Given request:
Show all lines from the data that include the word "structured".

Given entries:

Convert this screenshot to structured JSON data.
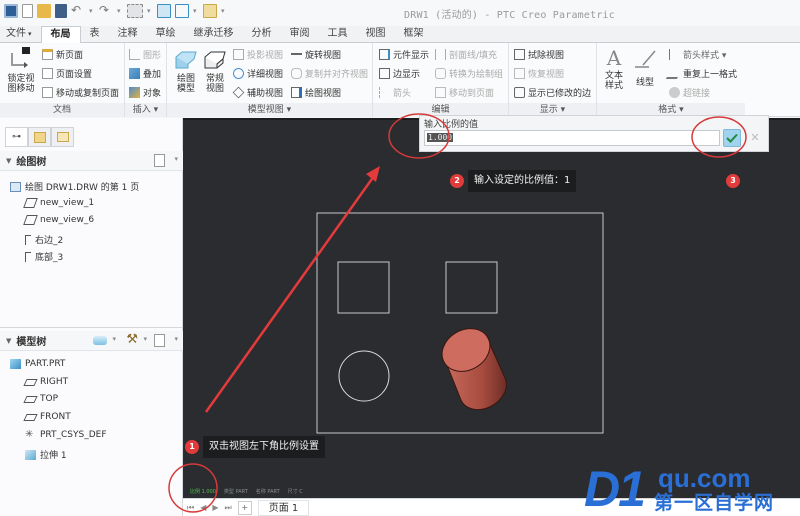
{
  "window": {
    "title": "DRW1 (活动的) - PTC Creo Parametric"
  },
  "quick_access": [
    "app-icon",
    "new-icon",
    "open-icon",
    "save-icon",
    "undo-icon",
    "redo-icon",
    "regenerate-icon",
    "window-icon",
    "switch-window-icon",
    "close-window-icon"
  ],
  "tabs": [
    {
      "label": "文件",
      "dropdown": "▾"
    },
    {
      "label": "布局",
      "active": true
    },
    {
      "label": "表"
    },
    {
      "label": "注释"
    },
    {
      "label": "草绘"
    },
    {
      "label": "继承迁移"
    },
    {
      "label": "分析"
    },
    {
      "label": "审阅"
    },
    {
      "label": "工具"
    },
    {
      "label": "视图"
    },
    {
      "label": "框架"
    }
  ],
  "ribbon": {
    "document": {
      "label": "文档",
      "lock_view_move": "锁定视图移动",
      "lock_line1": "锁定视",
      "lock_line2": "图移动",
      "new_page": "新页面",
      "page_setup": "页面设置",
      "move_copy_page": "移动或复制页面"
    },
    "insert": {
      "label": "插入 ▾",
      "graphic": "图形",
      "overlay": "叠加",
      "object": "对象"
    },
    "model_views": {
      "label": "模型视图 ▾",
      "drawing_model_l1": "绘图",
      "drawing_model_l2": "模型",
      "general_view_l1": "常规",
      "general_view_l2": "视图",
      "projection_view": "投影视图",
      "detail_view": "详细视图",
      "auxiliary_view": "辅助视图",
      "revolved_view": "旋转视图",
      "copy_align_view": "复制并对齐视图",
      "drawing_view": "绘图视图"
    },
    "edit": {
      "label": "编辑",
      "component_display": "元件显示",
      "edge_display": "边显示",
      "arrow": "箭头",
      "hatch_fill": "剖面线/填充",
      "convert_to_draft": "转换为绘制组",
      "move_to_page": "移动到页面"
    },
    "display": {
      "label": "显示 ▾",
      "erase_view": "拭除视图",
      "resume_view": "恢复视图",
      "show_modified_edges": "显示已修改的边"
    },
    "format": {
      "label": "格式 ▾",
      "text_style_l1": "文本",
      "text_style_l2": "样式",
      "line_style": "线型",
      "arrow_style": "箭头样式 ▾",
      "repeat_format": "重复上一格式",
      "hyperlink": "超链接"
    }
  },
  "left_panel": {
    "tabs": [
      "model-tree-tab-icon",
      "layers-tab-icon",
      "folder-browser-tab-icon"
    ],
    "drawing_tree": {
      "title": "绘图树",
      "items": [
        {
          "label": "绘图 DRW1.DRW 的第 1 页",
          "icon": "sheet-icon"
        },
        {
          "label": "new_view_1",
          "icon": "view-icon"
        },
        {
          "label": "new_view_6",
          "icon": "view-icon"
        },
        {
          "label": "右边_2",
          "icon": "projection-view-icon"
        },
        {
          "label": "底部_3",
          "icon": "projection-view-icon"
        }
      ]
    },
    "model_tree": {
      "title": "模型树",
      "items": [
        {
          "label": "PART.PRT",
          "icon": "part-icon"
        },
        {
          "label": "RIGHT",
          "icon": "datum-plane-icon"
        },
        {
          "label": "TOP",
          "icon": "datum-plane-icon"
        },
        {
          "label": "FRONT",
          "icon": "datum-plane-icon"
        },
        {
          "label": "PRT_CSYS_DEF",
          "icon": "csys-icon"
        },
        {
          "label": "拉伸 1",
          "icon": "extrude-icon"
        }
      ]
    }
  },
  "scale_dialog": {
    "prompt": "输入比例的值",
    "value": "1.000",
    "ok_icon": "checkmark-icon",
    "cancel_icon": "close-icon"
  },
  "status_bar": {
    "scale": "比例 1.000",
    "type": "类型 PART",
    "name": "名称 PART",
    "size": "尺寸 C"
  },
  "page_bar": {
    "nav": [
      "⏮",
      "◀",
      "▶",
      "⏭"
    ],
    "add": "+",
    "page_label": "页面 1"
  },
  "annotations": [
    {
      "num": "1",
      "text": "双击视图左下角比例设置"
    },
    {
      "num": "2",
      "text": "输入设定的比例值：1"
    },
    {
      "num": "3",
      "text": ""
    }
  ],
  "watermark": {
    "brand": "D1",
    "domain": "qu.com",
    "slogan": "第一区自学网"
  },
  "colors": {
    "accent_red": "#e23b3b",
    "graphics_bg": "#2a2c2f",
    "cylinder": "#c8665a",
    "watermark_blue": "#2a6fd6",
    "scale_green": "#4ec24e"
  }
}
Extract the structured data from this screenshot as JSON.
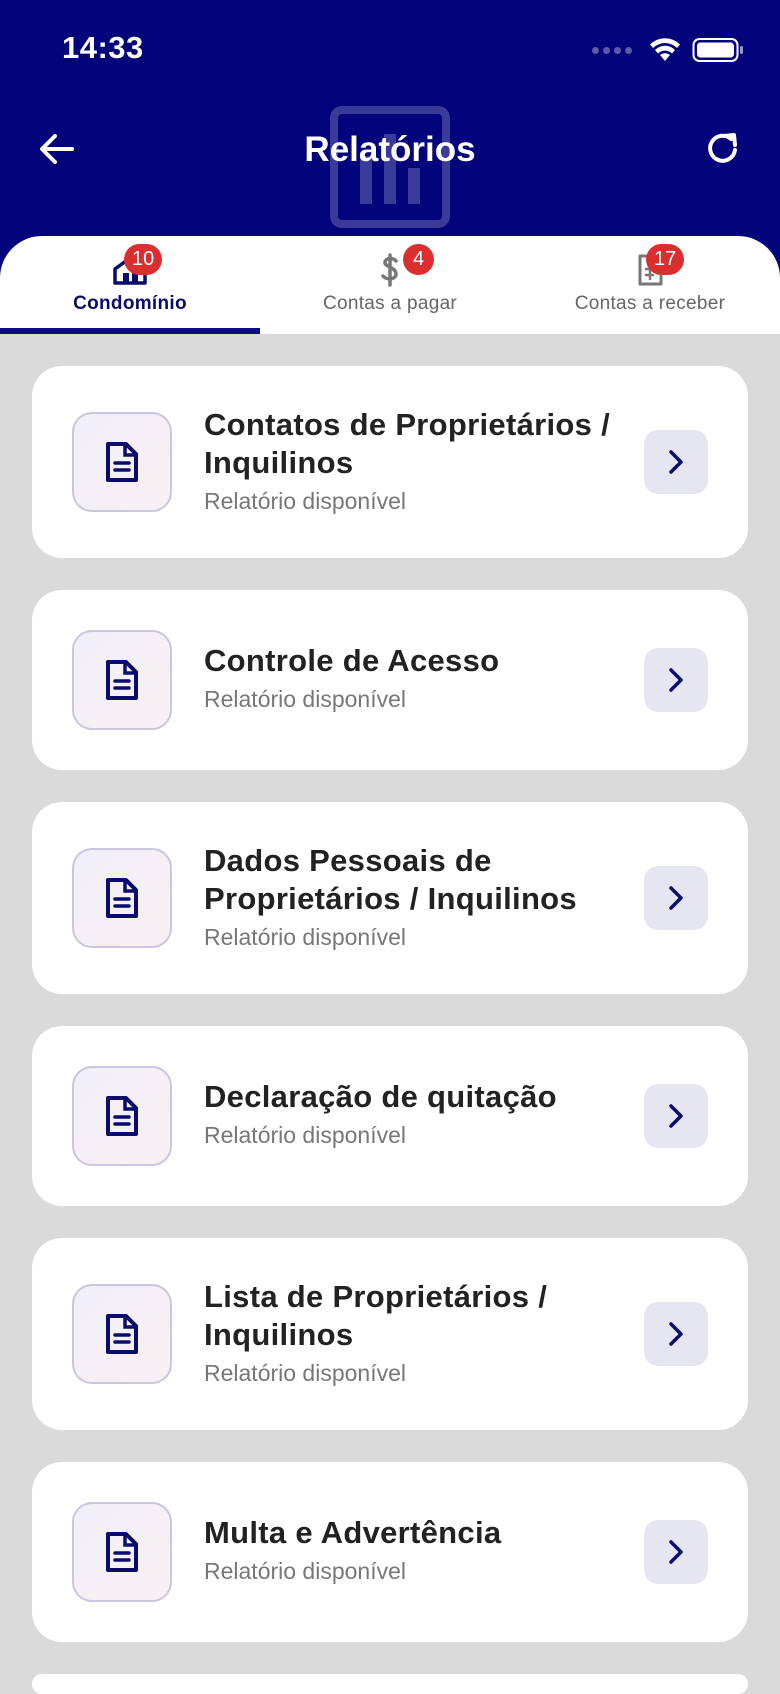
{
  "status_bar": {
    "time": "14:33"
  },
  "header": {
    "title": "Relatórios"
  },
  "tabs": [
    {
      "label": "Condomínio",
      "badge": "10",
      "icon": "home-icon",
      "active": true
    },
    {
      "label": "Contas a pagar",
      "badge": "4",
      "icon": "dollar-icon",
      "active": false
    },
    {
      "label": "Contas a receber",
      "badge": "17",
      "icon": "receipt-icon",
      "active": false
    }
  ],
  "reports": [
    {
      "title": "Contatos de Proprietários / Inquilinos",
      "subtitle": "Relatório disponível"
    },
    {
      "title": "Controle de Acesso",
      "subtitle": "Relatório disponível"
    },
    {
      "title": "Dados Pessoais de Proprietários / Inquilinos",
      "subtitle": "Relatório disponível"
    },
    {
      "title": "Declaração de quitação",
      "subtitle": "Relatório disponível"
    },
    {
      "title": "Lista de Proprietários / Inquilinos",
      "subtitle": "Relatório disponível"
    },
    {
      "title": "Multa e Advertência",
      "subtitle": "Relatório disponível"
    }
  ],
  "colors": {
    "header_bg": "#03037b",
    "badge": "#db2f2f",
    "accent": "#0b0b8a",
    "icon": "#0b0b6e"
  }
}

Result of the exercise:
Convert this screenshot to structured JSON data.
Extract the structured data from this screenshot as JSON.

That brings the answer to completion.